- What you should do: Repeat the whole listing below, word for word.

______________________________

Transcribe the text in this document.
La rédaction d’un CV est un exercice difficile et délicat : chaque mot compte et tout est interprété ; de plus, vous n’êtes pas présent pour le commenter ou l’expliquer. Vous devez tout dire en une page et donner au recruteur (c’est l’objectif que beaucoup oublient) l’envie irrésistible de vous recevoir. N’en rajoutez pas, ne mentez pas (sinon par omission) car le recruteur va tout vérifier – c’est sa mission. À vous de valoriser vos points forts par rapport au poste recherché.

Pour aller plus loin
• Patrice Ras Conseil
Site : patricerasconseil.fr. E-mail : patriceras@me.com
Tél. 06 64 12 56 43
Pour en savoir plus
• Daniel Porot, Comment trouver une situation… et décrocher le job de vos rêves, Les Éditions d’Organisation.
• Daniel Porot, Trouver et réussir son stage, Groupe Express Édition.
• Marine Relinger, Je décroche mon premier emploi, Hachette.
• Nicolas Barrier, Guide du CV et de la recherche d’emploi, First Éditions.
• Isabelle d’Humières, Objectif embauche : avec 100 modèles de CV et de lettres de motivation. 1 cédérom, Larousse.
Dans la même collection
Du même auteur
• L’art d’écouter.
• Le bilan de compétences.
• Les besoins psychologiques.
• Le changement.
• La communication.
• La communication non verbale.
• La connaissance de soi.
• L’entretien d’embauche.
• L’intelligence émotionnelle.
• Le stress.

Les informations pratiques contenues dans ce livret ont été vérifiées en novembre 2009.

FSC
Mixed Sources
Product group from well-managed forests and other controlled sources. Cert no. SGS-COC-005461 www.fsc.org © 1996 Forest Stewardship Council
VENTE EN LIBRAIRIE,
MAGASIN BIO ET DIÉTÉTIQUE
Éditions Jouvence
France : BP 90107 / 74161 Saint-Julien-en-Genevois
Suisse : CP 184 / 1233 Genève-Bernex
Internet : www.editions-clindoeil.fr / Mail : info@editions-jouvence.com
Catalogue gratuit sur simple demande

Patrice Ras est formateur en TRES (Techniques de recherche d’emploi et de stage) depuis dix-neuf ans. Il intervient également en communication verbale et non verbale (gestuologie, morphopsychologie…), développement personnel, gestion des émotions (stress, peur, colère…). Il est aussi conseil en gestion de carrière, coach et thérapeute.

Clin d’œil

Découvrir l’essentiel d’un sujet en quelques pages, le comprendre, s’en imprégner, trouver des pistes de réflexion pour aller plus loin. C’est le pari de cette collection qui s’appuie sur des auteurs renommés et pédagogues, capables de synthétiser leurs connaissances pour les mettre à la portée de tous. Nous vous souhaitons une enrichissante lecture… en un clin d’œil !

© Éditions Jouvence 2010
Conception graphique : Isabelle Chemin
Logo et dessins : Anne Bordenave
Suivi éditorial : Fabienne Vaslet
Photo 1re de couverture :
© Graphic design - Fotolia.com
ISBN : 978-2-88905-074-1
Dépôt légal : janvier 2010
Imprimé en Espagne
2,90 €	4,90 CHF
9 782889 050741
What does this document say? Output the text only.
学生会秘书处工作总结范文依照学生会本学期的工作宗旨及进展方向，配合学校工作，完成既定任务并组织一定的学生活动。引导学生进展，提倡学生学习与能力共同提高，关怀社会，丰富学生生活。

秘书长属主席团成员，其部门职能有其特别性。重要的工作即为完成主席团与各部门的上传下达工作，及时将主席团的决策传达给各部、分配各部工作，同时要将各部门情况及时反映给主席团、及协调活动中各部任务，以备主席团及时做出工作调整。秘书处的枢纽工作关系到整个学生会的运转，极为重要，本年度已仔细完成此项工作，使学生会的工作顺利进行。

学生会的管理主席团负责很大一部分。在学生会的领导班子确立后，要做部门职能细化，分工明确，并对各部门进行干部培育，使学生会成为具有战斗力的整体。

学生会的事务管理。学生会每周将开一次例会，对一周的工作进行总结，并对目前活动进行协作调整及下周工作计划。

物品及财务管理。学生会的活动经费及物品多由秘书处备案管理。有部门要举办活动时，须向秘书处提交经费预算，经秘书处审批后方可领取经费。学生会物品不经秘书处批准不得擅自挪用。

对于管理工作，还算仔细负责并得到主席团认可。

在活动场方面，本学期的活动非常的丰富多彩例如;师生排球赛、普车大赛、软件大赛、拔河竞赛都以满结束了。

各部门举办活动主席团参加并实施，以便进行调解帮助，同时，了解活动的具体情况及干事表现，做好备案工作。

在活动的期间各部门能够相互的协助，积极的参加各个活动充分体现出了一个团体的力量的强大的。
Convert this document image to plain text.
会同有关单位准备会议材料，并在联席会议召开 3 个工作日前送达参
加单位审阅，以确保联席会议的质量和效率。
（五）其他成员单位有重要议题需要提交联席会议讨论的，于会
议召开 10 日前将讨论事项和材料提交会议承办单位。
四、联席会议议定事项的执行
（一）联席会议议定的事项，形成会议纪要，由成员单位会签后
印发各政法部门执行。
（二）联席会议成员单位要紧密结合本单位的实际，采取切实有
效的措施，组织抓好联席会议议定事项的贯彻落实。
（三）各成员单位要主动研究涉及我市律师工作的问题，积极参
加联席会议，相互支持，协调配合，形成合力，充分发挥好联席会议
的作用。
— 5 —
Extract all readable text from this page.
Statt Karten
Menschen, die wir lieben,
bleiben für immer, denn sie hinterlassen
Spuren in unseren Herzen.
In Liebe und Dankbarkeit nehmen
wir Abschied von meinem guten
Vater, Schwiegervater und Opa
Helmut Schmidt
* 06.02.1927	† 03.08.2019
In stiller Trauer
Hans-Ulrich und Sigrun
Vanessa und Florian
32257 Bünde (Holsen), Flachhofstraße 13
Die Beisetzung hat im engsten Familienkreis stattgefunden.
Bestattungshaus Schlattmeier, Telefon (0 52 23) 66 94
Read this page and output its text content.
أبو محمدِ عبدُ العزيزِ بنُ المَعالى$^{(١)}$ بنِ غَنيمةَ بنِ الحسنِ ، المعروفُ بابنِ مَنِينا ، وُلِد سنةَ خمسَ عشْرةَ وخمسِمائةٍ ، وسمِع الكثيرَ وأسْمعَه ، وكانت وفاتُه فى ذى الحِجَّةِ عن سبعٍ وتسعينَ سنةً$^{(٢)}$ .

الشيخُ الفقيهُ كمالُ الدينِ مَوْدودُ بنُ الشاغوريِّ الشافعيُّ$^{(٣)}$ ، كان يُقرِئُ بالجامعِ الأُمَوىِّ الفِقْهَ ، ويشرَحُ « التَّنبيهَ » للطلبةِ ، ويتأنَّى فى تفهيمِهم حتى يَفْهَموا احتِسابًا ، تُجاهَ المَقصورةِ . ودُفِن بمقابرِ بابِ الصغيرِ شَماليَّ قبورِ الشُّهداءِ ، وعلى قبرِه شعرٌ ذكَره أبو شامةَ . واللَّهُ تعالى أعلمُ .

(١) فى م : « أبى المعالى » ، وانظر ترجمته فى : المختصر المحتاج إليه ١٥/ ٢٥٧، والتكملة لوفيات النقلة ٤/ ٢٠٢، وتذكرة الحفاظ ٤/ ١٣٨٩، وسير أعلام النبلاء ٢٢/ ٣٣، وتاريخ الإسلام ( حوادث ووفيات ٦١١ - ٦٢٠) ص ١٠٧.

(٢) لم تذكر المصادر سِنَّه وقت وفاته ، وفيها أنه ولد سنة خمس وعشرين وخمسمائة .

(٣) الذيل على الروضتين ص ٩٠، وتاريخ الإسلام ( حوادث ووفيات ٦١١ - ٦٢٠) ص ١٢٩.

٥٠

______________________________

- The result:
Transcribe the text in this document.
La rédaction d’un CV est un exercice difficile et délicat : chaque mot compte et tout est interprété ; de plus, vous n’êtes pas présent pour le commenter ou l’expliquer. Vous devez tout dire en une page et donner au recruteur (c’est l’objectif que beaucoup oublient) l’envie irrésistible de vous recevoir. N’en rajoutez pas, ne mentez pas (sinon par omission) car le recruteur va tout vérifier – c’est sa mission. À vous de valoriser vos points forts par rapport au poste recherché.

Pour aller plus loin
• Patrice Ras Conseil
Site : patricerasconseil.fr. E-mail : patriceras@me.com
Tél. 06 64 12 56 43
Pour en savoir plus
• Daniel Porot, Comment trouver une situation… et décrocher le job de vos rêves, Les Éditions d’Organisation.
• Daniel Porot, Trouver et réussir son stage, Groupe Express Édition.
• Marine Relinger, Je décroche mon premier emploi, Hachette.
• Nicolas Barrier, Guide du CV et de la recherche d’emploi, First Éditions.
• Isabelle d’Humières, Objectif embauche : avec 100 modèles de CV et de lettres de motivation. 1 cédérom, Larousse.
Dans la même collection
Du même auteur
• L’art d’écouter.
• Le bilan de compétences.
• Les besoins psychologiques.
• Le changement.
• La communication.
• La communication non verbale.
• La connaissance de soi.
• L’entretien d’embauche.
• L’intelligence émotionnelle.
• Le stress.

Les informations pratiques contenues dans ce livret ont été vérifiées en novembre 2009.

FSC
Mixed Sources
Product group from well-managed forests and other controlled sources. Cert no. SGS-COC-005461 www.fsc.org © 1996 Forest Stewardship Council
VENTE EN LIBRAIRIE,
MAGASIN BIO ET DIÉTÉTIQUE
Éditions Jouvence
France : BP 90107 / 74161 Saint-Julien-en-Genevois
Suisse : CP 184 / 1233 Genève-Bernex
Internet : www.editions-clindoeil.fr / Mail : info@editions-jouvence.com
Catalogue gratuit sur simple demande

Patrice Ras est formateur en TRES (Techniques de recherche d’emploi et de stage) depuis dix-neuf ans. Il intervient également en communication verbale et non verbale (gestuologie, morphopsychologie…), développement personnel, gestion des émotions (stress, peur, colère…). Il est aussi conseil en gestion de carrière, coach et thérapeute.

Clin d’œil

Découvrir l’essentiel d’un sujet en quelques pages, le comprendre, s’en imprégner, trouver des pistes de réflexion pour aller plus loin. C’est le pari de cette collection qui s’appuie sur des auteurs renommés et pédagogues, capables de synthétiser leurs connaissances pour les mettre à la portée de tous. Nous vous souhaitons une enrichissante lecture… en un clin d’œil !

© Éditions Jouvence 2010
Conception graphique : Isabelle Chemin
Logo et dessins : Anne Bordenave
Suivi éditorial : Fabienne Vaslet
Photo 1re de couverture :
© Graphic design - Fotolia.com
ISBN : 978-2-88905-074-1
Dépôt légal : janvier 2010
Imprimé en Espagne
2,90 €	4,90 CHF
9 782889 050741
What does this document say? Output the text only.
学生会秘书处工作总结范文依照学生会本学期的工作宗旨及进展方向，配合学校工作，完成既定任务并组织一定的学生活动。引导学生进展，提倡学生学习与能力共同提高，关怀社会，丰富学生生活。

秘书长属主席团成员，其部门职能有其特别性。重要的工作即为完成主席团与各部门的上传下达工作，及时将主席团的决策传达给各部、分配各部工作，同时要将各部门情况及时反映给主席团、及协调活动中各部任务，以备主席团及时做出工作调整。秘书处的枢纽工作关系到整个学生会的运转，极为重要，本年度已仔细完成此项工作，使学生会的工作顺利进行。

学生会的管理主席团负责很大一部分。在学生会的领导班子确立后，要做部门职能细化，分工明确，并对各部门进行干部培育，使学生会成为具有战斗力的整体。

学生会的事务管理。学生会每周将开一次例会，对一周的工作进行总结，并对目前活动进行协作调整及下周工作计划。

物品及财务管理。学生会的活动经费及物品多由秘书处备案管理。有部门要举办活动时，须向秘书处提交经费预算，经秘书处审批后方可领取经费。学生会物品不经秘书处批准不得擅自挪用。

对于管理工作，还算仔细负责并得到主席团认可。

在活动场方面，本学期的活动非常的丰富多彩例如;师生排球赛、普车大赛、软件大赛、拔河竞赛都以满结束了。

各部门举办活动主席团参加并实施，以便进行调解帮助，同时，了解活动的具体情况及干事表现，做好备案工作。

在活动的期间各部门能够相互的协助，积极的参加各个活动充分体现出了一个团体的力量的强大的。
Convert this document image to plain text.
会同有关单位准备会议材料，并在联席会议召开 3 个工作日前送达参
加单位审阅，以确保联席会议的质量和效率。
（五）其他成员单位有重要议题需要提交联席会议讨论的，于会
议召开 10 日前将讨论事项和材料提交会议承办单位。
四、联席会议议定事项的执行
（一）联席会议议定的事项，形成会议纪要，由成员单位会签后
印发各政法部门执行。
（二）联席会议成员单位要紧密结合本单位的实际，采取切实有
效的措施，组织抓好联席会议议定事项的贯彻落实。
（三）各成员单位要主动研究涉及我市律师工作的问题，积极参
加联席会议，相互支持，协调配合，形成合力，充分发挥好联席会议
的作用。
— 5 —
Extract all readable text from this page.
Statt Karten
Menschen, die wir lieben,
bleiben für immer, denn sie hinterlassen
Spuren in unseren Herzen.
In Liebe und Dankbarkeit nehmen
wir Abschied von meinem guten
Vater, Schwiegervater und Opa
Helmut Schmidt
* 06.02.1927	† 03.08.2019
In stiller Trauer
Hans-Ulrich und Sigrun
Vanessa und Florian
32257 Bünde (Holsen), Flachhofstraße 13
Die Beisetzung hat im engsten Familienkreis stattgefunden.
Bestattungshaus Schlattmeier, Telefon (0 52 23) 66 94
Read this page and output its text content.
أبو محمدِ عبدُ العزيزِ بنُ المَعالى$^{(١)}$ بنِ غَنيمةَ بنِ الحسنِ ، المعروفُ بابنِ مَنِينا ، وُلِد سنةَ خمسَ عشْرةَ وخمسِمائةٍ ، وسمِع الكثيرَ وأسْمعَه ، وكانت وفاتُه فى ذى الحِجَّةِ عن سبعٍ وتسعينَ سنةً$^{(٢)}$ .

الشيخُ الفقيهُ كمالُ الدينِ مَوْدودُ بنُ الشاغوريِّ الشافعيُّ$^{(٣)}$ ، كان يُقرِئُ بالجامعِ الأُمَوىِّ الفِقْهَ ، ويشرَحُ « التَّنبيهَ » للطلبةِ ، ويتأنَّى فى تفهيمِهم حتى يَفْهَموا احتِسابًا ، تُجاهَ المَقصورةِ . ودُفِن بمقابرِ بابِ الصغيرِ شَماليَّ قبورِ الشُّهداءِ ، وعلى قبرِه شعرٌ ذكَره أبو شامةَ . واللَّهُ تعالى أعلمُ .

(١) فى م : « أبى المعالى » ، وانظر ترجمته فى : المختصر المحتاج إليه ١٥/ ٢٥٧، والتكملة لوفيات النقلة ٤/ ٢٠٢، وتذكرة الحفاظ ٤/ ١٣٨٩، وسير أعلام النبلاء ٢٢/ ٣٣، وتاريخ الإسلام ( حوادث ووفيات ٦١١ - ٦٢٠) ص ١٠٧.

(٢) لم تذكر المصادر سِنَّه وقت وفاته ، وفيها أنه ولد سنة خمس وعشرين وخمسمائة .

(٣) الذيل على الروضتين ص ٩٠، وتاريخ الإسلام ( حوادث ووفيات ٦١١ - ٦٢٠) ص ١٢٩.

٥٠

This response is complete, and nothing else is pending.